• _What to produce_:
Report only the number of lines in the records that contain the word "this".
= = = = = = =
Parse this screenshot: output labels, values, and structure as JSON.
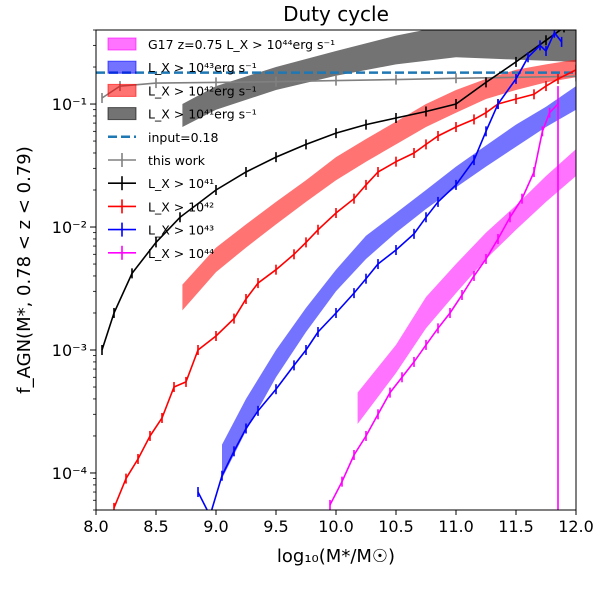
{
  "chart_data": {
    "type": "line",
    "title": "Duty cycle",
    "xlabel": "log₁₀(M*/M☉)",
    "ylabel": "f_AGN(M*, 0.78 < z < 0.79)",
    "xlim": [
      8.0,
      12.0
    ],
    "ylim": [
      5e-05,
      0.4
    ],
    "yscale": "log",
    "xticks": [
      "8.0",
      "8.5",
      "9.0",
      "9.5",
      "10.0",
      "10.5",
      "11.0",
      "11.5",
      "12.0"
    ],
    "yticks": [
      "10⁻⁴",
      "10⁻³",
      "10⁻²",
      "10⁻¹"
    ],
    "legend_position": "top-left",
    "legend": [
      {
        "label": "G17 z=0.75 L_X > 10⁴⁴erg s⁻¹",
        "style": "band",
        "color": "#ff00ff"
      },
      {
        "label": "L_X > 10⁴³erg s⁻¹",
        "style": "band",
        "color": "#0000ff"
      },
      {
        "label": "L_X > 10⁴²erg s⁻¹",
        "style": "band",
        "color": "#ff0000"
      },
      {
        "label": "L_X > 10⁴¹erg s⁻¹",
        "style": "band",
        "color": "#000000"
      },
      {
        "label": "input=0.18",
        "style": "dashed",
        "color": "#1f77b4"
      },
      {
        "label": "this work",
        "style": "errorbar",
        "color": "#808080"
      },
      {
        "label": "L_X > 10⁴¹",
        "style": "errorbar",
        "color": "#000000"
      },
      {
        "label": "L_X > 10⁴²",
        "style": "errorbar",
        "color": "#ff0000"
      },
      {
        "label": "L_X > 10⁴³",
        "style": "errorbar",
        "color": "#0000ff"
      },
      {
        "label": "L_X > 10⁴⁴",
        "style": "errorbar",
        "color": "#ff00ff"
      }
    ],
    "bands": [
      {
        "name": "L_X > 10⁴¹erg s⁻¹",
        "color": "#000000",
        "alpha": 0.55,
        "x": [
          8.72,
          9.0,
          9.5,
          10.0,
          10.5,
          11.0,
          11.5,
          12.0
        ],
        "low": [
          0.065,
          0.09,
          0.13,
          0.17,
          0.21,
          0.24,
          0.23,
          0.22
        ],
        "high": [
          0.1,
          0.14,
          0.2,
          0.27,
          0.36,
          0.45,
          0.48,
          0.5
        ]
      },
      {
        "name": "L_X > 10⁴²erg s⁻¹",
        "color": "#ff0000",
        "alpha": 0.55,
        "x": [
          8.72,
          9.0,
          9.25,
          9.5,
          9.75,
          10.0,
          10.25,
          10.5,
          10.75,
          11.0,
          11.25,
          11.5,
          11.75,
          12.0
        ],
        "low": [
          0.0021,
          0.0043,
          0.0068,
          0.0105,
          0.016,
          0.024,
          0.034,
          0.047,
          0.065,
          0.085,
          0.11,
          0.13,
          0.15,
          0.165
        ],
        "high": [
          0.0034,
          0.0068,
          0.0105,
          0.016,
          0.024,
          0.037,
          0.052,
          0.072,
          0.1,
          0.13,
          0.16,
          0.19,
          0.21,
          0.23
        ]
      },
      {
        "name": "L_X > 10⁴³erg s⁻¹",
        "color": "#0000ff",
        "alpha": 0.55,
        "x": [
          9.05,
          9.25,
          9.5,
          9.75,
          10.0,
          10.25,
          10.5,
          10.75,
          11.0,
          11.25,
          11.5,
          11.75,
          12.0
        ],
        "low": [
          9e-05,
          0.00022,
          0.0006,
          0.0014,
          0.003,
          0.0055,
          0.009,
          0.014,
          0.021,
          0.031,
          0.045,
          0.065,
          0.09
        ],
        "high": [
          0.00017,
          0.0004,
          0.001,
          0.0022,
          0.0045,
          0.0085,
          0.013,
          0.02,
          0.031,
          0.046,
          0.068,
          0.095,
          0.14
        ]
      },
      {
        "name": "G17 z=0.75 L_X > 10⁴⁴erg s⁻¹",
        "color": "#ff00ff",
        "alpha": 0.55,
        "x": [
          10.18,
          10.5,
          10.75,
          11.0,
          11.25,
          11.5,
          11.75,
          12.0
        ],
        "low": [
          0.00025,
          0.00065,
          0.0015,
          0.0029,
          0.0055,
          0.0095,
          0.016,
          0.026
        ],
        "high": [
          0.00045,
          0.0011,
          0.0027,
          0.005,
          0.009,
          0.015,
          0.026,
          0.043
        ]
      }
    ],
    "input_line": {
      "name": "input=0.18",
      "y": 0.18,
      "color": "#1f77b4"
    },
    "series": [
      {
        "name": "this work",
        "color": "#808080",
        "x": [
          8.05,
          8.2,
          8.5,
          9.0,
          9.5,
          10.0,
          10.5,
          11.0,
          11.5,
          12.0
        ],
        "y": [
          0.112,
          0.14,
          0.148,
          0.15,
          0.152,
          0.155,
          0.158,
          0.162,
          0.165,
          0.168
        ]
      },
      {
        "name": "L_X > 10⁴¹",
        "color": "#000000",
        "x": [
          8.05,
          8.15,
          8.3,
          8.5,
          8.7,
          9.0,
          9.25,
          9.5,
          9.75,
          10.0,
          10.25,
          10.5,
          10.75,
          11.0,
          11.25,
          11.5,
          11.75,
          11.9
        ],
        "y": [
          0.001,
          0.002,
          0.0042,
          0.0075,
          0.012,
          0.02,
          0.028,
          0.037,
          0.047,
          0.058,
          0.068,
          0.077,
          0.087,
          0.1,
          0.15,
          0.22,
          0.33,
          0.42
        ]
      },
      {
        "name": "L_X > 10⁴²",
        "color": "#ff0000",
        "x": [
          8.15,
          8.25,
          8.35,
          8.45,
          8.55,
          8.65,
          8.75,
          8.85,
          9.0,
          9.15,
          9.25,
          9.35,
          9.5,
          9.65,
          9.75,
          9.85,
          10.0,
          10.15,
          10.25,
          10.35,
          10.5,
          10.65,
          10.75,
          10.85,
          11.0,
          11.15,
          11.25,
          11.35,
          11.5,
          11.65,
          11.75,
          11.85,
          12.0
        ],
        "y": [
          5.2e-05,
          9e-05,
          0.00013,
          0.0002,
          0.00028,
          0.0005,
          0.00055,
          0.001,
          0.0013,
          0.0018,
          0.0026,
          0.0035,
          0.0045,
          0.006,
          0.0075,
          0.0095,
          0.013,
          0.017,
          0.022,
          0.028,
          0.034,
          0.04,
          0.047,
          0.055,
          0.065,
          0.075,
          0.085,
          0.1,
          0.11,
          0.12,
          0.14,
          0.16,
          0.19
        ]
      },
      {
        "name": "L_X > 10⁴³",
        "color": "#0000ff",
        "x": [
          8.85,
          8.95,
          9.05,
          9.15,
          9.25,
          9.35,
          9.5,
          9.65,
          9.75,
          9.85,
          10.0,
          10.15,
          10.25,
          10.35,
          10.5,
          10.65,
          10.75,
          10.85,
          11.0,
          11.15,
          11.25,
          11.35,
          11.5,
          11.6,
          11.7,
          11.75,
          11.82,
          11.88
        ],
        "y": [
          7e-05,
          4.5e-05,
          9.5e-05,
          0.00015,
          0.00023,
          0.00032,
          0.00048,
          0.00075,
          0.001,
          0.0014,
          0.002,
          0.0029,
          0.0038,
          0.005,
          0.0065,
          0.0088,
          0.012,
          0.016,
          0.022,
          0.035,
          0.06,
          0.1,
          0.16,
          0.24,
          0.3,
          0.27,
          0.38,
          0.32
        ]
      },
      {
        "name": "L_X > 10⁴⁴",
        "color": "#ff00ff",
        "x": [
          9.95,
          10.05,
          10.15,
          10.25,
          10.35,
          10.45,
          10.55,
          10.65,
          10.75,
          10.85,
          10.95,
          11.05,
          11.15,
          11.25,
          11.35,
          11.45,
          11.55,
          11.65,
          11.72,
          11.78,
          11.85
        ],
        "y": [
          5.5e-05,
          8.5e-05,
          0.00014,
          0.0002,
          0.0003,
          0.00045,
          0.0006,
          0.0008,
          0.0011,
          0.0015,
          0.002,
          0.0028,
          0.004,
          0.0055,
          0.008,
          0.012,
          0.017,
          0.028,
          0.06,
          0.085,
          0.1
        ]
      }
    ]
  }
}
= = = = = = =
• _Finished answer_:
3